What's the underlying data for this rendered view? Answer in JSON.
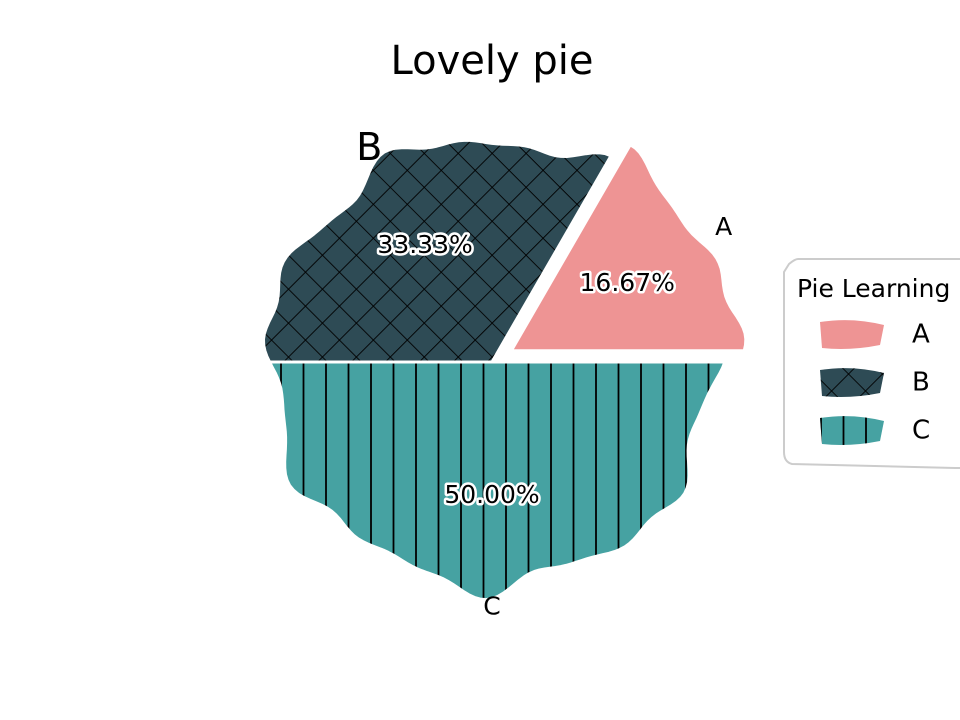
{
  "chart_data": {
    "type": "pie",
    "title": "Lovely pie",
    "categories": [
      "A",
      "B",
      "C"
    ],
    "values": [
      16.67,
      33.33,
      50.0
    ],
    "percent_labels": [
      "16.67%",
      "33.33%",
      "50.00%"
    ],
    "colors": [
      "#ee9494",
      "#2e4b55",
      "#46a2a2"
    ],
    "hatches": [
      "none",
      "crosshatch",
      "vertical"
    ],
    "explode": [
      0.1,
      0.0,
      0.0
    ],
    "start_angle_deg": 0,
    "legend": {
      "title": "Pie Learning",
      "entries": [
        "A",
        "B",
        "C"
      ],
      "placement": "right"
    }
  }
}
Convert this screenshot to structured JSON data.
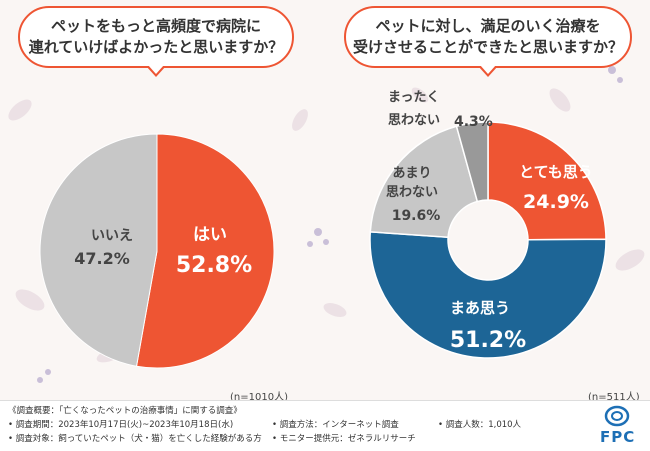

• _Work instructions_: Omit the pictures. Output every record above word for word.

• _Result_:
What's the underlying data for this rendered view? Answer in JSON.
{
  "chart_data": {
    "type": "pie",
    "title": "Lovely pie",
    "categories": [
      "A",
      "B",
      "C"
    ],
    "values": [
      16.67,
      33.33,
      50.0
    ],
    "percent_labels": [
      "16.67%",
      "33.33%",
      "50.00%"
    ],
    "colors": [
      "#ee9494",
      "#2e4b55",
      "#46a2a2"
    ],
    "hatches": [
      "none",
      "crosshatch",
      "vertical"
    ],
    "explode": [
      0.1,
      0.0,
      0.0
    ],
    "start_angle_deg": 0,
    "legend": {
      "title": "Pie Learning",
      "entries": [
        "A",
        "B",
        "C"
      ],
      "placement": "right"
    }
  }
}
Convert this screenshot to structured JSON data.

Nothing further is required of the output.